## AIM OF THE EXERCISE
Work out the number of lines with the word "source" in the material below, then reply with that number only.

— BEGIN —

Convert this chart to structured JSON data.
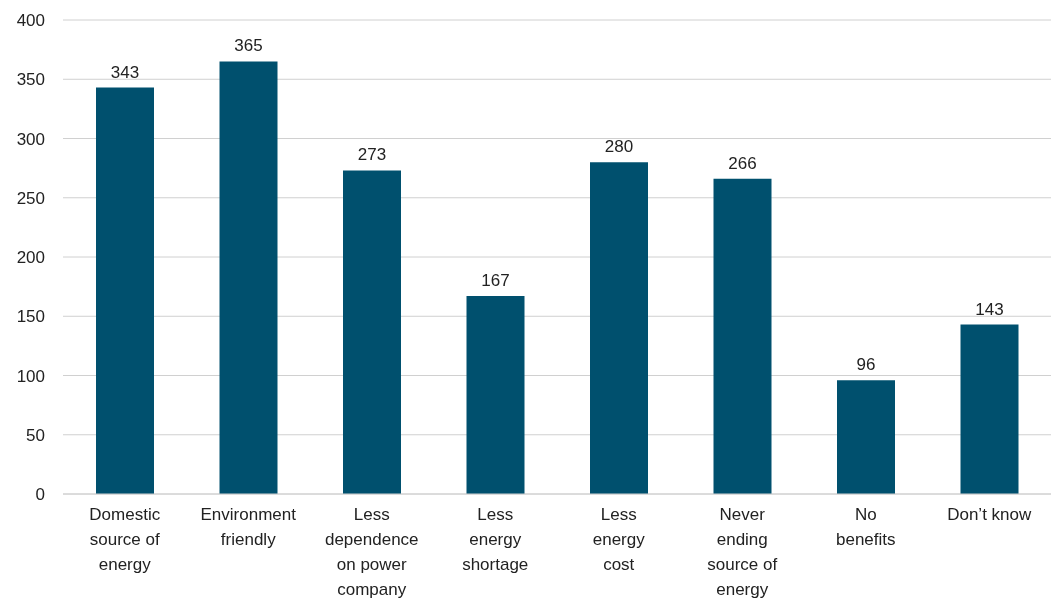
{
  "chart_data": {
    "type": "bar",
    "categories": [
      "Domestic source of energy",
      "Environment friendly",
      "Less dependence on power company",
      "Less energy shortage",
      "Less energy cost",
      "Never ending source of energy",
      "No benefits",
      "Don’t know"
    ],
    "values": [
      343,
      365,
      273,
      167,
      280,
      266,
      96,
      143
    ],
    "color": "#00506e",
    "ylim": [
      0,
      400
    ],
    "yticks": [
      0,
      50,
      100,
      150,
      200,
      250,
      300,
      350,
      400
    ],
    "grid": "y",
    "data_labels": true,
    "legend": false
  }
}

— END —

## ANSWER FOR THIS EXERCISE
2